* Record excerpts
==========
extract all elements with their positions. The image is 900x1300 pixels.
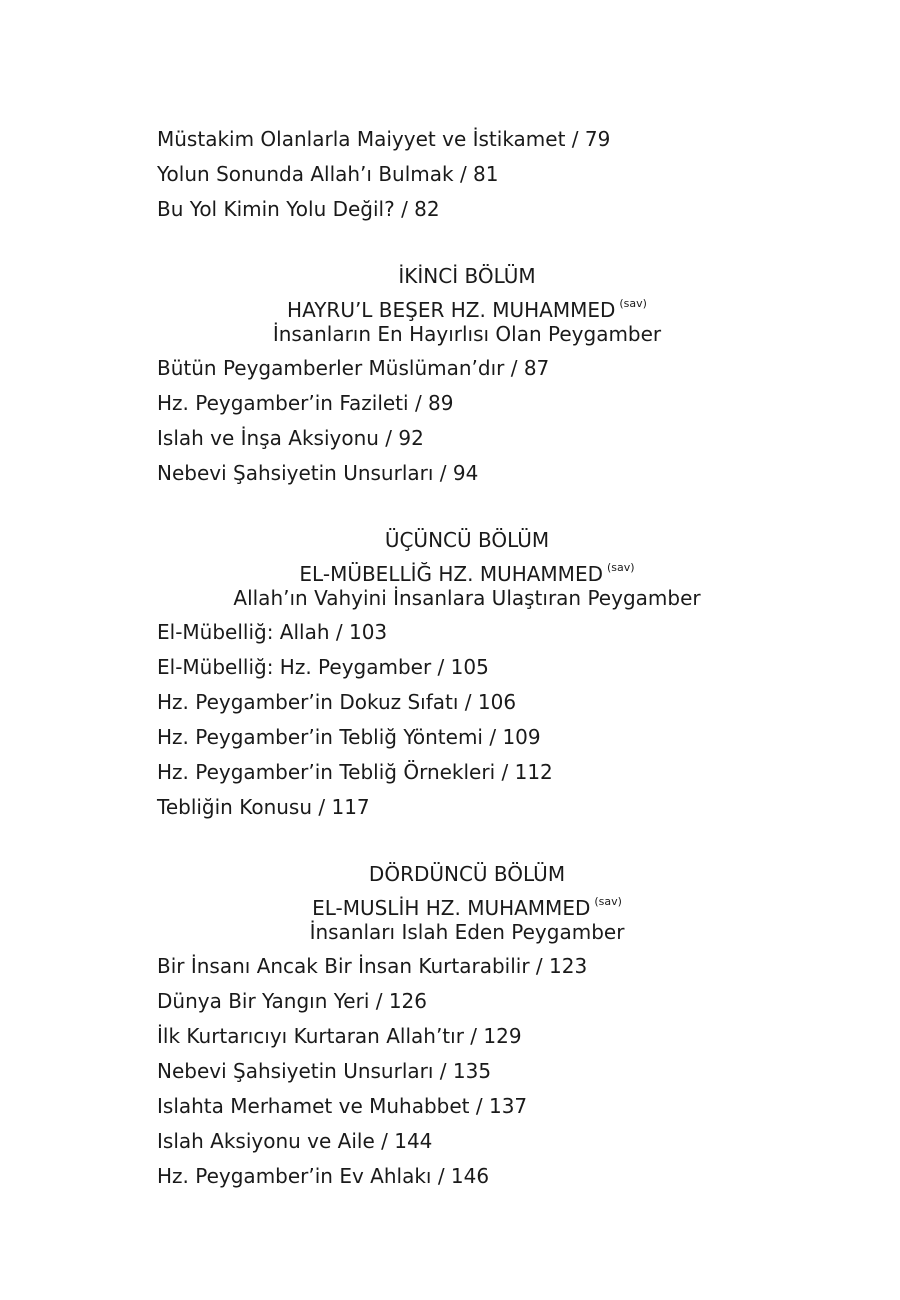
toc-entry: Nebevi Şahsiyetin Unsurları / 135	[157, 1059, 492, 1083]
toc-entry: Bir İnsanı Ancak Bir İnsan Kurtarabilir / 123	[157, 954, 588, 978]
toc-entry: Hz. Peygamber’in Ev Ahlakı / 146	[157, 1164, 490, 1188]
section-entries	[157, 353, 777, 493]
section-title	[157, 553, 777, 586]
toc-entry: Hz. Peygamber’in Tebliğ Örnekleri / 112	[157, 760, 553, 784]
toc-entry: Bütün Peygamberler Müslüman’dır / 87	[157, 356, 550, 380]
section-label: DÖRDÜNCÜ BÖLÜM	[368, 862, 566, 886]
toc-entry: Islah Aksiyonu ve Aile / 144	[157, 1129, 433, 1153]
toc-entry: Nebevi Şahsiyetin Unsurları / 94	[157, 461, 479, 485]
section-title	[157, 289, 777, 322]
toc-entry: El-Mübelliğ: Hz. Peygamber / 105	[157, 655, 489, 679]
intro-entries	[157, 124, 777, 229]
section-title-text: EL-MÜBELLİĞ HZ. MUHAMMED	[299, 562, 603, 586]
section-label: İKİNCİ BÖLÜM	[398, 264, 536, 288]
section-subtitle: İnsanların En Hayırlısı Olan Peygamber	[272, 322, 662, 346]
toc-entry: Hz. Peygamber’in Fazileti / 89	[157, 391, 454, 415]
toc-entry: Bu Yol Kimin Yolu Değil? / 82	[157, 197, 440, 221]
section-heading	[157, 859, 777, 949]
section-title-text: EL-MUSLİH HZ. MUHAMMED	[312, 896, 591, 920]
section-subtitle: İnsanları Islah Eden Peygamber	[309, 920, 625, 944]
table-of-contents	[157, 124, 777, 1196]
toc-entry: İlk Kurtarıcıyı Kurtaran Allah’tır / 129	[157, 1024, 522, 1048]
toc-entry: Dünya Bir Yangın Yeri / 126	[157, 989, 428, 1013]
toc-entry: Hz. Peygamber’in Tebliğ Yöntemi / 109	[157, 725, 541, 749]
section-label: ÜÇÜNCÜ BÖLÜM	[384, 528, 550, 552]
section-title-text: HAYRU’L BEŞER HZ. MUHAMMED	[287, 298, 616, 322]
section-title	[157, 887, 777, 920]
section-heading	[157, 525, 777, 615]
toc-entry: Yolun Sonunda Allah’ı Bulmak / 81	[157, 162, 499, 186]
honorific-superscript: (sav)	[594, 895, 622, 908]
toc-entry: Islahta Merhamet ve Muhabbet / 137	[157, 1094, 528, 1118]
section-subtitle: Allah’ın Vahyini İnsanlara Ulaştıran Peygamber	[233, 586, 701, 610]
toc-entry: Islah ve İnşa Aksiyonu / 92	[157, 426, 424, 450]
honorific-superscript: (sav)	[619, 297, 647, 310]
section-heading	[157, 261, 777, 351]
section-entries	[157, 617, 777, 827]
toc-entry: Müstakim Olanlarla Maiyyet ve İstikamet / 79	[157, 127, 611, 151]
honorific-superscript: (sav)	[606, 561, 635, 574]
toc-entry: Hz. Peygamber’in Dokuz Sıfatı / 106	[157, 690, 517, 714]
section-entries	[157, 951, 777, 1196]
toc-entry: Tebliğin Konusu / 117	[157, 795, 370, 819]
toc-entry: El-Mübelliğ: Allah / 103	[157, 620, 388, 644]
==========
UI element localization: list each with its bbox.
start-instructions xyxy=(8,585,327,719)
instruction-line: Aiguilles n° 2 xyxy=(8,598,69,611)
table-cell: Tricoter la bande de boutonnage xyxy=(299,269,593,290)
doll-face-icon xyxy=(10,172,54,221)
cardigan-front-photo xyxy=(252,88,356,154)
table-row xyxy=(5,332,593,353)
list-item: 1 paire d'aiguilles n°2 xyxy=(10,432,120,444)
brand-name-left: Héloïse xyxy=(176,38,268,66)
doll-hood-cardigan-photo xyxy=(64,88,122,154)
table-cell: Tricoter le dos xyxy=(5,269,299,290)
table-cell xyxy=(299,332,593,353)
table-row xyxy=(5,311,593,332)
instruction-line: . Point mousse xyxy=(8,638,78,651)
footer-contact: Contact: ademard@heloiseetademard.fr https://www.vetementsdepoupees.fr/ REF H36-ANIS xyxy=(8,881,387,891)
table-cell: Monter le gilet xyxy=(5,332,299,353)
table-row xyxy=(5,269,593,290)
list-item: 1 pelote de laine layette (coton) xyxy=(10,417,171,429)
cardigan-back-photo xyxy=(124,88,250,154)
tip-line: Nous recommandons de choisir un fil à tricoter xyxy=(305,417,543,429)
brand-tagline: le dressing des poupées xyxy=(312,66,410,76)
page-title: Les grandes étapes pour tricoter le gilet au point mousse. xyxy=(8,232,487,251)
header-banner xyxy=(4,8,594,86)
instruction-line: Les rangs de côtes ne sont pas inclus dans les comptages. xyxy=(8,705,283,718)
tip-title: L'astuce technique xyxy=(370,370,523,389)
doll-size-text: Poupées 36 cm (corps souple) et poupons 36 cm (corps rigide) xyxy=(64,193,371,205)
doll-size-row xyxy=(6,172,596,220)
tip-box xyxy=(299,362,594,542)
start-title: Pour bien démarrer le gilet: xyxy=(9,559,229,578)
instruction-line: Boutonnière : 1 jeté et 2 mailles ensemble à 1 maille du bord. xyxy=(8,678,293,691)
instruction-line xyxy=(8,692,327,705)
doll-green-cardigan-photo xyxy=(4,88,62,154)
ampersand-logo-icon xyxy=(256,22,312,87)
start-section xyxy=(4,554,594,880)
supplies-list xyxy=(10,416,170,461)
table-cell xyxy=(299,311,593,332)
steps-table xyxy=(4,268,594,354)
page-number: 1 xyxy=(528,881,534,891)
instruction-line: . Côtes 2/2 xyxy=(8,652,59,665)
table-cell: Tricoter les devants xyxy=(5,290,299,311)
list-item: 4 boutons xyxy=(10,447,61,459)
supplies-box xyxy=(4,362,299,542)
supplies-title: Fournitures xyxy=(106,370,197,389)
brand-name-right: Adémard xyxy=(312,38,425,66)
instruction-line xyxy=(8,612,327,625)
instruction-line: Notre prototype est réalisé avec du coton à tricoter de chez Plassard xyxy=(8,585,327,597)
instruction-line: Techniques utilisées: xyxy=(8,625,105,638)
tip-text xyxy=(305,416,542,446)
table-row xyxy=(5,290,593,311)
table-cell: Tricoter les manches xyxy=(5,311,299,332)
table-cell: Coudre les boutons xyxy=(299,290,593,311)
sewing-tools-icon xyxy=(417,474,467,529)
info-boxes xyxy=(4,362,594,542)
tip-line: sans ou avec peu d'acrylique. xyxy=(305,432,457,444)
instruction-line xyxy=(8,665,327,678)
==========
* Task instructions
Please express the rows as a Markdown table, starting with the row that contains "1059, 492, 1083]" and going on through the row that contains "toc-entry: Hz. Peygamber’in Tebliğ Yöntemi". Use a column named No for the row number and a column named Text for the row itself, and skip any blank rows.

* Solution below
| No | Text |
|---|---|
| 1 | toc-entry: Nebevi Şahsiyetin Unsurları / 135	[157, 1059, 492, 1083] |
| 2 | toc-entry: Bir İnsanı Ancak Bir İnsan Kurtarabilir / 123	[157, 954, 588, 978] |
| 3 | toc-entry: Hz. Peygamber’in Ev Ahlakı / 146	[157, 1164, 490, 1188] |
| 4 | section-entries	[157, 353, 777, 493] |
| 5 | section-title	[157, 553, 777, 586] |
| 6 | toc-entry: Hz. Peygamber’in Tebliğ Örnekleri / 112	[157, 760, 553, 784] |
| 7 | toc-entry: Bütün Peygamberler Müslüman’dır / 87	[157, 356, 550, 380] |
| 8 | section-label: DÖRDÜNCÜ BÖLÜM	[368, 862, 566, 886] |
| 9 | toc-entry: Islah Aksiyonu ve Aile / 144	[157, 1129, 433, 1153] |
| 10 | toc-entry: Nebevi Şahsiyetin Unsurları / 94	[157, 461, 479, 485] |
| 11 | section-title	[157, 289, 777, 322] |
| 12 | toc-entry: El-Mübelliğ: Hz. Peygamber / 105	[157, 655, 489, 679] |
| 13 | intro-entries	[157, 124, 777, 229] |
| 14 | section-title-text: EL-MÜBELLİĞ HZ. MUHAMMED	[299, 562, 603, 586] |
| 15 | section-label: İKİNCİ BÖLÜM	[398, 264, 536, 288] |
| 16 | section-subtitle: İnsanların En Hayırlısı Olan Peygamber	[272, 322, 662, 346] |
| 17 | toc-entry: Hz. Peygamber’in Fazileti / 89	[157, 391, 454, 415] |
| 18 | toc-entry: Bu Yol Kimin Yolu Değil? / 82	[157, 197, 440, 221] |
| 19 | section-heading	[157, 859, 777, 949] |
| 20 | section-title-text: EL-MUSLİH HZ. MUHAMMED	[312, 896, 591, 920] |
| 21 | section-subtitle: İnsanları Islah Eden Peygamber	[309, 920, 625, 944] |
| 22 | table-of-contents	[157, 124, 777, 1196] |
| 23 | toc-entry: İlk Kurtarıcıyı Kurtaran Allah’tır / 129	[157, 1024, 522, 1048] |
| 24 | toc-entry: Dünya Bir Yangın Yeri / 126	[157, 989, 428, 1013] |
| 25 | toc-entry: Hz. Peygamber’in Tebliğ Yöntemi / 109	[157, 725, 541, 749] |